Goal
Wherever a line holds the string "Technology", copy that line.

Collected data
|---|
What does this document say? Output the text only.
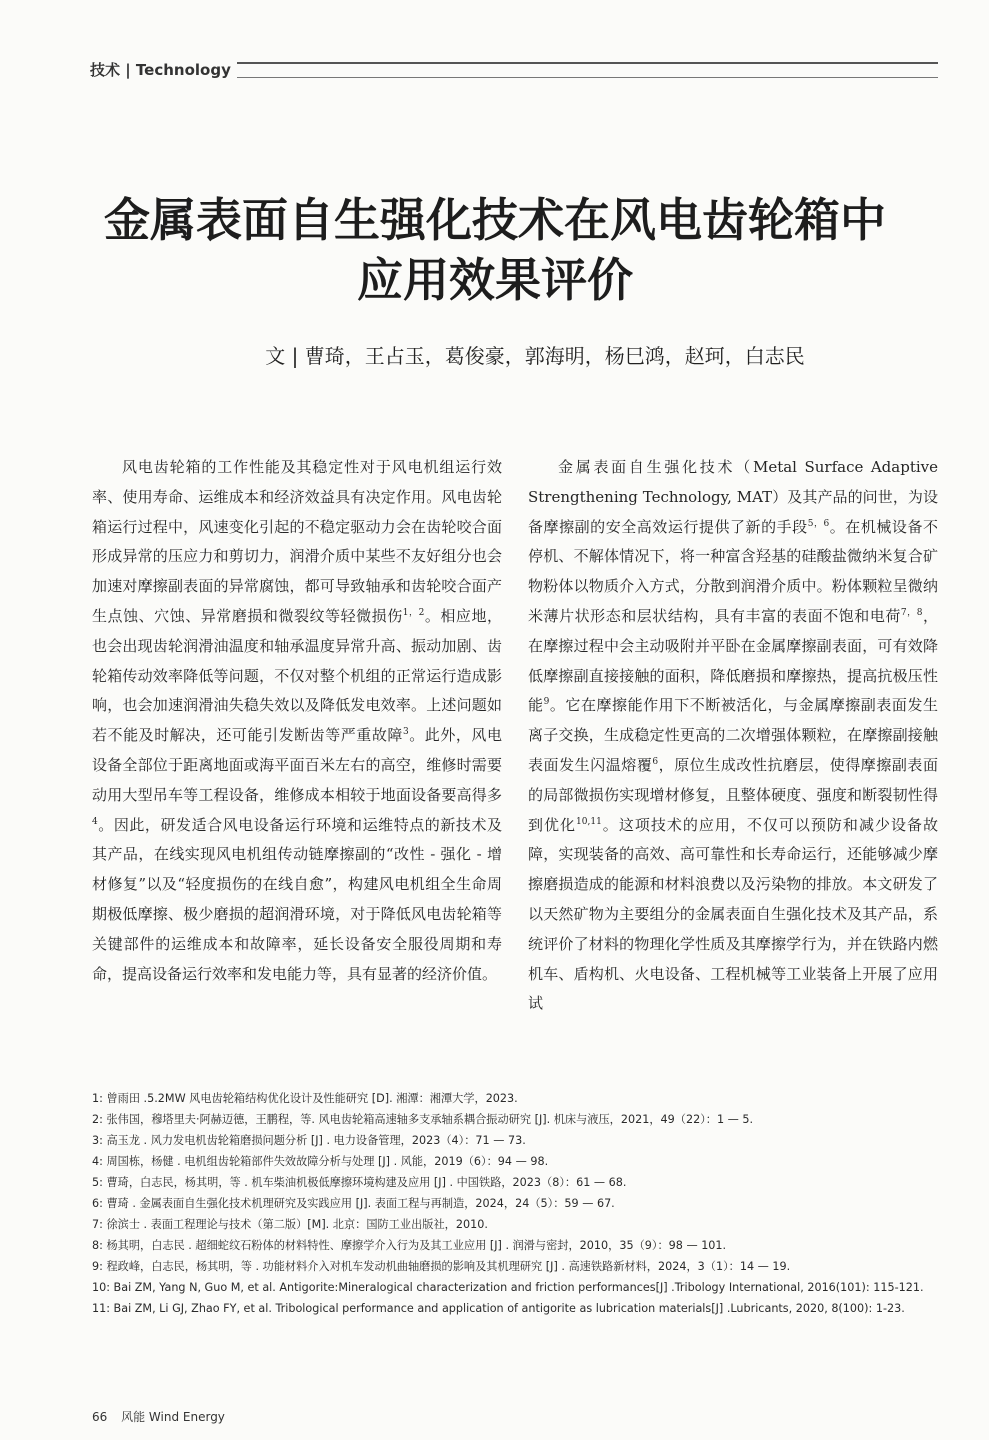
技术 | Technology
金属表面自生强化技术在风电齿轮箱中
应用效果评价
文 | 曹琦，王占玉，葛俊豪，郭海明，杨巳鸿，赵珂，白志民

风电齿轮箱的工作性能及其稳定性对于风电机组运行效率、使用寿命、运维成本和经济效益具有决定作用。风电齿轮箱运行过程中，风速变化引起的不稳定驱动力会在齿轮咬合面形成异常的压应力和剪切力，润滑介质中某些不友好组分也会加速对摩擦副表面的异常腐蚀，都可导致轴承和齿轮咬合面产生点蚀、穴蚀、异常磨损和微裂纹等轻微损伤$^{1,2}$。相应地，也会出现齿轮润滑油温度和轴承温度异常升高、振动加剧、齿轮箱传动效率降低等问题，不仅对整个机组的正常运行造成影响，也会加速润滑油失稳失效以及降低发电效率。上述问题如若不能及时解决，还可能引发断齿等严重故障$^3$。此外，风电设备全部位于距离地面或海平面百米左右的高空，维修时需要动用大型吊车等工程设备，维修成本相较于地面设备要高得多$^4$。因此，研发适合风电设备运行环境和运维特点的新技术及其产品，在线实现风电机组传动链摩擦副的“改性 - 强化 - 增材修复”以及“轻度损伤的在线自愈”，构建风电机组全生命周期极低摩擦、极少磨损的超润滑环境，对于降低风电齿轮箱等关键部件的运维成本和故障率，延长设备安全服役周期和寿命，提高设备运行效率和发电能力等，具有显著的经济价值。

金属表面自生强化技术（Metal Surface Adaptive Strengthening Technology, MAT）及其产品的问世，为设备摩擦副的安全高效运行提供了新的手段$^{5,6}$。在机械设备不停机、不解体情况下，将一种富含羟基的硅酸盐微纳米复合矿物粉体以物质介入方式，分散到润滑介质中。粉体颗粒呈微纳米薄片状形态和层状结构，具有丰富的表面不饱和电荷$^{7,8}$，在摩擦过程中会主动吸附并平卧在金属摩擦副表面，可有效降低摩擦副直接接触的面积，降低磨损和摩擦热，提高抗极压性能$^9$。它在摩擦能作用下不断被活化，与金属摩擦副表面发生离子交换，生成稳定性更高的二次增强体颗粒，在摩擦副接触表面发生闪温熔覆$^6$，原位生成改性抗磨层，使得摩擦副表面的局部微损伤实现增材修复，且整体硬度、强度和断裂韧性得到优化$^{10,11}$。这项技术的应用，不仅可以预防和减少设备故障，实现装备的高效、高可靠性和长寿命运行，还能够减少摩擦磨损造成的能源和材料浪费以及污染物的排放。本文研发了以天然矿物为主要组分的金属表面自生强化技术及其产品，系统评价了材料的物理化学性质及其摩擦学行为，并在铁路内燃机车、盾构机、火电设备、工程机械等工业装备上开展了应用试

1: 曾雨田 .5.2MW 风电齿轮箱结构优化设计及性能研究 [D]. 湘潭：湘潭大学，2023.

2: 张伟国，穆塔里夫·阿赫迈德，王鹏程，等. 风电齿轮箱高速轴多支承轴系耦合振动研究 [J]. 机床与液压，2021，49（22）：1 — 5.

3: 高玉龙 . 风力发电机齿轮箱磨损问题分析 [J] . 电力设备管理，2023（4）：71 — 73.

4: 周国栋，杨健 . 电机组齿轮箱部件失效故障分析与处理 [J] . 风能，2019（6）：94 — 98.

5: 曹琦，白志民，杨其明，等 . 机车柴油机极低摩擦环境构建及应用 [J] . 中国铁路，2023（8）：61 — 68.

6: 曹琦 . 金属表面自生强化技术机理研究及实践应用 [J]. 表面工程与再制造，2024，24（5）：59 — 67.

7: 徐滨士 . 表面工程理论与技术（第二版）[M]. 北京：国防工业出版社，2010.

8: 杨其明，白志民 . 超细蛇纹石粉体的材料特性、摩擦学介入行为及其工业应用 [J] . 润滑与密封，2010，35（9）：98 — 101.

9: 程政峰，白志民，杨其明，等 . 功能材料介入对机车发动机曲轴磨损的影响及其机理研究 [J] . 高速铁路新材料，2024，3（1）：14 — 19.

10: Bai ZM, Yang N, Guo M, et al. Antigorite:Mineralogical characterization and friction performances[J] .Tribology International, 2016(101): 115-121.

11: Bai ZM, Li GJ, Zhao FY, et al. Tribological performance and application of antigorite as lubrication materials[J] .Lubricants, 2020, 8(100): 1-23.

66 风能 Wind Energy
|---|
Task solution
技术 | Technology
金属表面自生强化技术（Metal Surface Adaptive Strengthening Technology, MAT）及其产品的问世，为设备摩擦副的安全高效运行提供了新的手段$^{5,6}$。在机械设备不停机、不解体情况下，将一种富含羟基的硅酸盐微纳米复合矿物粉体以物质介入方式，分散到润滑介质中。粉体颗粒呈微纳米薄片状形态和层状结构，具有丰富的表面不饱和电荷$^{7,8}$，在摩擦过程中会主动吸附并平卧在金属摩擦副表面，可有效降低摩擦副直接接触的面积，降低磨损和摩擦热，提高抗极压性能$^9$。它在摩擦能作用下不断被活化，与金属摩擦副表面发生离子交换，生成稳定性更高的二次增强体颗粒，在摩擦副接触表面发生闪温熔覆$^6$，原位生成改性抗磨层，使得摩擦副表面的局部微损伤实现增材修复，且整体硬度、强度和断裂韧性得到优化$^{10,11}$。这项技术的应用，不仅可以预防和减少设备故障，实现装备的高效、高可靠性和长寿命运行，还能够减少摩擦磨损造成的能源和材料浪费以及污染物的排放。本文研发了以天然矿物为主要组分的金属表面自生强化技术及其产品，系统评价了材料的物理化学性质及其摩擦学行为，并在铁路内燃机车、盾构机、火电设备、工程机械等工业装备上开展了应用试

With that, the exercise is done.